* Begin Supplied entries *
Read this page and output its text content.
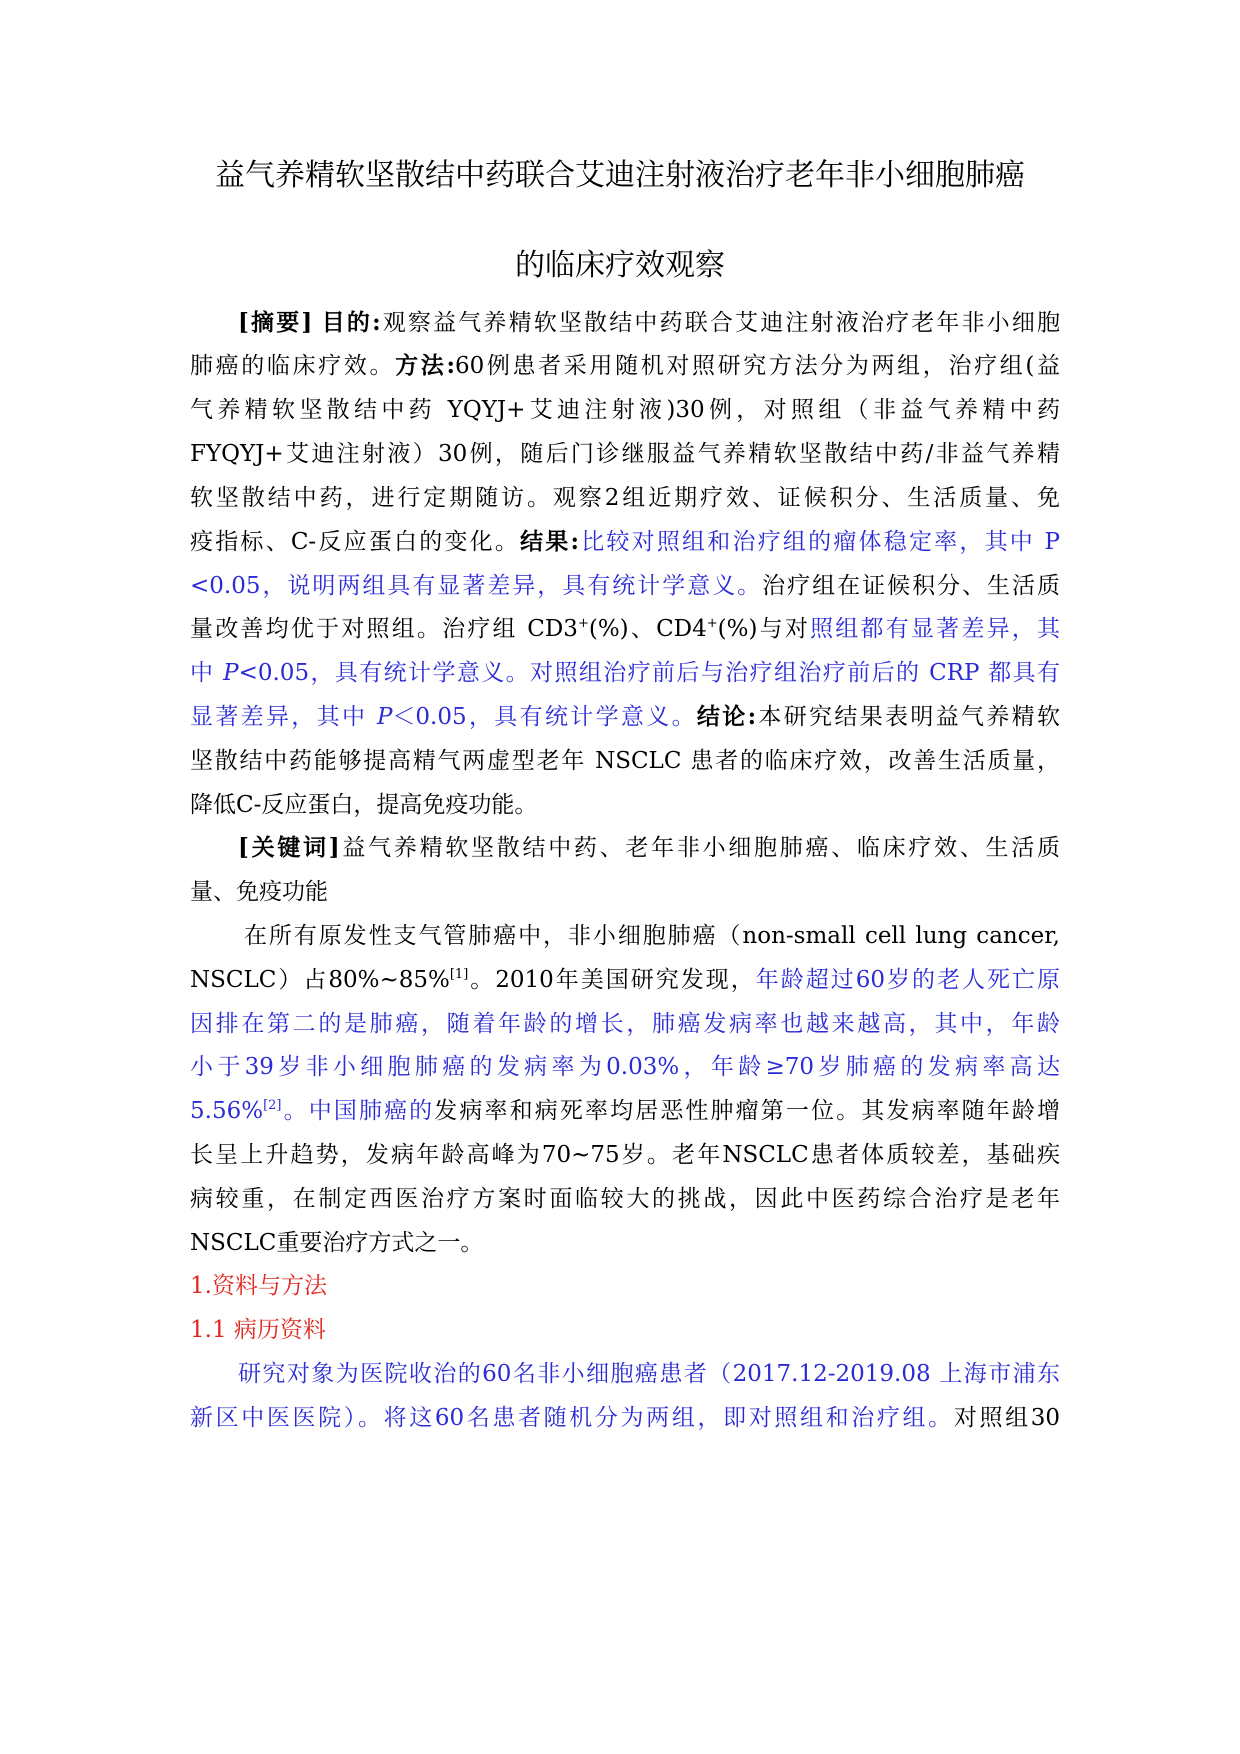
益气养精软坚散结中药联合艾迪注射液治疗老年非小细胞肺癌
的临床疗效观察
[摘要] 目的:观察益气养精软坚散结中药联合艾迪注射液治疗老年非小细胞
肺癌的临床疗效。方法:60例患者采用随机对照研究方法分为两组，治疗组(益
气养精软坚散结中药 YQYJ+艾迪注射液)30例，对照组（非益气养精中药
FYQYJ+艾迪注射液）30例，随后门诊继服益气养精软坚散结中药/非益气养精
软坚散结中药，进行定期随访。观察2组近期疗效、证候积分、生活质量、免
疫指标、C-反应蛋白的变化。结果:比较对照组和治疗组的瘤体稳定率，其中 P
<0.05，说明两组具有显著差异，具有统计学意义。治疗组在证候积分、生活质
量改善均优于对照组。治疗组 CD3+(%)、CD4+(%)与对照组都有显著差异，其
中 P<0.05，具有统计学意义。对照组治疗前后与治疗组治疗前后的 CRP 都具有
显著差异，其中 P＜0.05，具有统计学意义。结论:本研究结果表明益气养精软
坚散结中药能够提高精气两虚型老年 NSCLC 患者的临床疗效，改善生活质量，
降低C-反应蛋白，提高免疫功能。
[关键词]益气养精软坚散结中药、老年非小细胞肺癌、临床疗效、生活质
量、免疫功能
在所有原发性支气管肺癌中，非小细胞肺癌（non-small cell lung cancer,
NSCLC）占80%~85%[1]。2010年美国研究发现，年龄超过60岁的老人死亡原
因排在第二的是肺癌，随着年龄的增长，肺癌发病率也越来越高，其中，年龄
小于39岁非小细胞肺癌的发病率为0.03%，年龄≥70岁肺癌的发病率高达
5.56%[2]。中国肺癌的发病率和病死率均居恶性肿瘤第一位。其发病率随年龄增
长呈上升趋势，发病年龄高峰为70~75岁。老年NSCLC患者体质较差，基础疾
病较重，在制定西医治疗方案时面临较大的挑战，因此中医药综合治疗是老年
NSCLC重要治疗方式之一。
1.资料与方法
1.1 病历资料
研究对象为医院收治的60名非小细胞癌患者（2017.12-2019.08 上海市浦东
新区中医医院）。将这60名患者随机分为两组，即对照组和治疗组。对照组30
* End Supplied entries *
### What to produce
Exactly reproduce each record, leaving out any pictures.

### Expected output
Read this page and output its text content.
益气养精软坚散结中药联合艾迪注射液治疗老年非小细胞肺癌
的临床疗效观察
[摘要] 目的:观察益气养精软坚散结中药联合艾迪注射液治疗老年非小细胞
肺癌的临床疗效。方法:60例患者采用随机对照研究方法分为两组，治疗组(益
气养精软坚散结中药 YQYJ+艾迪注射液)30例，对照组（非益气养精中药
FYQYJ+艾迪注射液）30例，随后门诊继服益气养精软坚散结中药/非益气养精
软坚散结中药，进行定期随访。观察2组近期疗效、证候积分、生活质量、免
疫指标、C-反应蛋白的变化。结果:比较对照组和治疗组的瘤体稳定率，其中 P
<0.05，说明两组具有显著差异，具有统计学意义。治疗组在证候积分、生活质
量改善均优于对照组。治疗组 CD3+(%)、CD4+(%)与对照组都有显著差异，其
中 P<0.05，具有统计学意义。对照组治疗前后与治疗组治疗前后的 CRP 都具有
显著差异，其中 P＜0.05，具有统计学意义。结论:本研究结果表明益气养精软
坚散结中药能够提高精气两虚型老年 NSCLC 患者的临床疗效，改善生活质量，
降低C-反应蛋白，提高免疫功能。
[关键词]益气养精软坚散结中药、老年非小细胞肺癌、临床疗效、生活质
量、免疫功能
在所有原发性支气管肺癌中，非小细胞肺癌（non-small cell lung cancer,
NSCLC）占80%~85%[1]。2010年美国研究发现，年龄超过60岁的老人死亡原
因排在第二的是肺癌，随着年龄的增长，肺癌发病率也越来越高，其中，年龄
小于39岁非小细胞肺癌的发病率为0.03%，年龄≥70岁肺癌的发病率高达
5.56%[2]。中国肺癌的发病率和病死率均居恶性肿瘤第一位。其发病率随年龄增
长呈上升趋势，发病年龄高峰为70~75岁。老年NSCLC患者体质较差，基础疾
病较重，在制定西医治疗方案时面临较大的挑战，因此中医药综合治疗是老年
NSCLC重要治疗方式之一。
1.资料与方法
1.1 病历资料
研究对象为医院收治的60名非小细胞癌患者（2017.12-2019.08 上海市浦东
新区中医医院）。将这60名患者随机分为两组，即对照组和治疗组。对照组30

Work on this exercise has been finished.